In full and without alteration, give the listing again.

○ ○ ○ ○ ○

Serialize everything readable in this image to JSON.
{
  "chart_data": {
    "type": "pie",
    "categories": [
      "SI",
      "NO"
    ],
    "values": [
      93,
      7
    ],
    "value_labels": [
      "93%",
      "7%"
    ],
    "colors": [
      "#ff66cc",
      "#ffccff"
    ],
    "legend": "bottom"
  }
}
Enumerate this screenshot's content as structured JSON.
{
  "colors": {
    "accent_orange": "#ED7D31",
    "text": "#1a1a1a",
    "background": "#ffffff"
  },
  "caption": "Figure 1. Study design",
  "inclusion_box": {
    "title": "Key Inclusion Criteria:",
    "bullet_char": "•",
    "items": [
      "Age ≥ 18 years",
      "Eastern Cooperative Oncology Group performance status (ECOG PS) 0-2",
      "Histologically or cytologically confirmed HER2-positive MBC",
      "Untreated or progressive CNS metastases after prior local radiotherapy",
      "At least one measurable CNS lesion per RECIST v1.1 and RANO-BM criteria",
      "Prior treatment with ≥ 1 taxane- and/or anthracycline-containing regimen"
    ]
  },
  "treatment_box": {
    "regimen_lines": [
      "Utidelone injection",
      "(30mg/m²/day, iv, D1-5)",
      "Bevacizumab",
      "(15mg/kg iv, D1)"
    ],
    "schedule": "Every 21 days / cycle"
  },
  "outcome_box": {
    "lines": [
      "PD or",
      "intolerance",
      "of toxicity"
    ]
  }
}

○ ○ ○ ○ ○

Exercise output:
Serialize everything readable in this image to JSON.
{
  "chart_data": {
    "type": "pie",
    "categories": [
      "SI",
      "NO"
    ],
    "values": [
      93,
      7
    ],
    "value_labels": [
      "93%",
      "7%"
    ],
    "colors": [
      "#ff66cc",
      "#ffccff"
    ],
    "legend": "bottom"
  }
}
Enumerate this screenshot's content as structured JSON.
{
  "colors": {
    "accent_orange": "#ED7D31",
    "text": "#1a1a1a",
    "background": "#ffffff"
  },
  "caption": "Figure 1. Study design",
  "inclusion_box": {
    "title": "Key Inclusion Criteria:",
    "bullet_char": "•",
    "items": [
      "Age ≥ 18 years",
      "Eastern Cooperative Oncology Group performance status (ECOG PS) 0-2",
      "Histologically or cytologically confirmed HER2-positive MBC",
      "Untreated or progressive CNS metastases after prior local radiotherapy",
      "At least one measurable CNS lesion per RECIST v1.1 and RANO-BM criteria",
      "Prior treatment with ≥ 1 taxane- and/or anthracycline-containing regimen"
    ]
  },
  "treatment_box": {
    "regimen_lines": [
      "Utidelone injection",
      "(30mg/m²/day, iv, D1-5)",
      "Bevacizumab",
      "(15mg/kg iv, D1)"
    ],
    "schedule": "Every 21 days / cycle"
  },
  "outcome_box": {
    "lines": [
      "PD or",
      "intolerance",
      "of toxicity"
    ]
  }
}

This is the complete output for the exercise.